● MATERIAL PROVIDED:
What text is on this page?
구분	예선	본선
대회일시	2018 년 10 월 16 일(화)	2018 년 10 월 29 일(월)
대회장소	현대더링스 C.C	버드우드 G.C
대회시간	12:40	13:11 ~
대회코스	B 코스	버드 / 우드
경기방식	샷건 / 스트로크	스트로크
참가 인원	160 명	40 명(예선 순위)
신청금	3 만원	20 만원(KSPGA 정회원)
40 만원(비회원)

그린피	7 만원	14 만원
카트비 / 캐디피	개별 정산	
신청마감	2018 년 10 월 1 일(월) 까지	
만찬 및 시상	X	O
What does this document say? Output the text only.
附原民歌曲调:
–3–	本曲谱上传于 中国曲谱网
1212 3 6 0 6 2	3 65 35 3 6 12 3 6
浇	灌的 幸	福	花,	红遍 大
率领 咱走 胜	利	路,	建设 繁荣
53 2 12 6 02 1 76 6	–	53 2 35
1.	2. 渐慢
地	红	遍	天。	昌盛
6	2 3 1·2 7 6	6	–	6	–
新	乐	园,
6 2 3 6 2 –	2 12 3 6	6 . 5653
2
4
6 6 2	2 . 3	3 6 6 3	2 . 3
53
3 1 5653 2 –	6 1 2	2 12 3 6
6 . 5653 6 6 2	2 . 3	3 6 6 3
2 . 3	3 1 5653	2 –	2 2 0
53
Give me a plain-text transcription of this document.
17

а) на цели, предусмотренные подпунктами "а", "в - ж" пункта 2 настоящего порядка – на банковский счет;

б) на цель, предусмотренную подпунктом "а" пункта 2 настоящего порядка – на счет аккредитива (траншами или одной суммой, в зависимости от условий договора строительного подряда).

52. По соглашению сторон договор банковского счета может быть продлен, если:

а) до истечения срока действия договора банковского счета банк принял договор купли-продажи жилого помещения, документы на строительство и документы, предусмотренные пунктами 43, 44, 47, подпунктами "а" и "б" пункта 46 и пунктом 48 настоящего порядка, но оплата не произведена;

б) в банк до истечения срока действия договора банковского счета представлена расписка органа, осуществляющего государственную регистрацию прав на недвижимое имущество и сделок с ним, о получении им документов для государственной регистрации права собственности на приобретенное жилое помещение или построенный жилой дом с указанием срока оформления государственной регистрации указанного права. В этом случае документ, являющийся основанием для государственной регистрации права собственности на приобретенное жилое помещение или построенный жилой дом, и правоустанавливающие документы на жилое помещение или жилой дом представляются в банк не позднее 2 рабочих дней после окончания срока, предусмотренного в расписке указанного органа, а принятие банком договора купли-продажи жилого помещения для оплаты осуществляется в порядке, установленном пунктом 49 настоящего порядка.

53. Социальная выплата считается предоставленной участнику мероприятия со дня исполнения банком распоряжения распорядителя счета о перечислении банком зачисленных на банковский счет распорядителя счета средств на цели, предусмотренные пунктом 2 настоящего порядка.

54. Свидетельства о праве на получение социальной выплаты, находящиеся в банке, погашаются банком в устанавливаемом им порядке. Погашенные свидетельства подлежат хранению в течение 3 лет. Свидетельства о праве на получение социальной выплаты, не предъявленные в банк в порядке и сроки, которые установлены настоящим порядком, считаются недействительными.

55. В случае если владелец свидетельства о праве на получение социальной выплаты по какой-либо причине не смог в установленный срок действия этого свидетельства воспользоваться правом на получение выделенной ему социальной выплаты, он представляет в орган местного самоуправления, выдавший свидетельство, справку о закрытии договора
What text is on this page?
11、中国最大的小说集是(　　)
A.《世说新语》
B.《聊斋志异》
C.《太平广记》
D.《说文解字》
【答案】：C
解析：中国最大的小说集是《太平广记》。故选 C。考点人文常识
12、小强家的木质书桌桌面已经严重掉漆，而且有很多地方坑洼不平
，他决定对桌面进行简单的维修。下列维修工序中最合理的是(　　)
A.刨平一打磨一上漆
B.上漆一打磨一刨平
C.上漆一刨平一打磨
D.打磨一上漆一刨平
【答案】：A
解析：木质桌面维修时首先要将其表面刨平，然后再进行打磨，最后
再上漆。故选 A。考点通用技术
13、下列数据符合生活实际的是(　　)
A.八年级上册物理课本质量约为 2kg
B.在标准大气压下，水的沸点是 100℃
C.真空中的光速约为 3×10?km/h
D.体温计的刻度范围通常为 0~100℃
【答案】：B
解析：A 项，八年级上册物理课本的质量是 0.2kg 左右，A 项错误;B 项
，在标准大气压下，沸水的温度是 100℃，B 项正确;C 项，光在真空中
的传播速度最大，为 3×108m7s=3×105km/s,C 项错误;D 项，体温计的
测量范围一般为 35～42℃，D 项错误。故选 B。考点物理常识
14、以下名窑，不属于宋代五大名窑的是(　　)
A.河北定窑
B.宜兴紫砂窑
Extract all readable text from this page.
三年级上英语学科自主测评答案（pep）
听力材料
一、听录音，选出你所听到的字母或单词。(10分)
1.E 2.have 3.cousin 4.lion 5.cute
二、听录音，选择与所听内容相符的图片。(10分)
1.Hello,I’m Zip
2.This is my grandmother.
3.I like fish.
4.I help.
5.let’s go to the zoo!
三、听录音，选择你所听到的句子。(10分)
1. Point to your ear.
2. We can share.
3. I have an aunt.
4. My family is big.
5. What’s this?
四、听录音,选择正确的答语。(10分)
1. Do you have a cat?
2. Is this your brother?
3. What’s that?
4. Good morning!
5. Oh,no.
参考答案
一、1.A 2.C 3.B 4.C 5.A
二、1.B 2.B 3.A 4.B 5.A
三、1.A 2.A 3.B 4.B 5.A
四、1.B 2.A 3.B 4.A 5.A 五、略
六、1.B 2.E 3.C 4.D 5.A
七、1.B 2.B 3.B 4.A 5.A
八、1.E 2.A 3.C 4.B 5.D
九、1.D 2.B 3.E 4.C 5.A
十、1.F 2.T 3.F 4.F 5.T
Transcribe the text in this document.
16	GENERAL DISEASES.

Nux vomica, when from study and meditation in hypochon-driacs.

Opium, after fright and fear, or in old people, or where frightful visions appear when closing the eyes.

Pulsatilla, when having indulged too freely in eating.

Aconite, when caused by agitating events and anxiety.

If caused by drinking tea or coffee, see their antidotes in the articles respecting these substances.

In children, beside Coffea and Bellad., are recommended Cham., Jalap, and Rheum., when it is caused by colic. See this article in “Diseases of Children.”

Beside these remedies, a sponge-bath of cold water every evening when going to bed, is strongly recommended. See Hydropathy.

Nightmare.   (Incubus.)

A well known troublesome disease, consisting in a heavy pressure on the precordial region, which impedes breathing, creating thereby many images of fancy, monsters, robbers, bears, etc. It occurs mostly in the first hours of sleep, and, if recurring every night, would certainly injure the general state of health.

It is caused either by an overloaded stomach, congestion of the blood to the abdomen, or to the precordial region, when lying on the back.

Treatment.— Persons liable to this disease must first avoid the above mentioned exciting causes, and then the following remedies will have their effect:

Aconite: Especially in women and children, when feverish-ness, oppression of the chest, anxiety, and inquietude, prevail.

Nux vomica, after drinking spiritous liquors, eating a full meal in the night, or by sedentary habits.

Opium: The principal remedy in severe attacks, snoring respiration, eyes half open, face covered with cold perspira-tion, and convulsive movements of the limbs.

● DIRECTION: Check the records above line by line and tally those holding the string "every". Answer with the number only.

● ANSWER TO THIS TASK: 2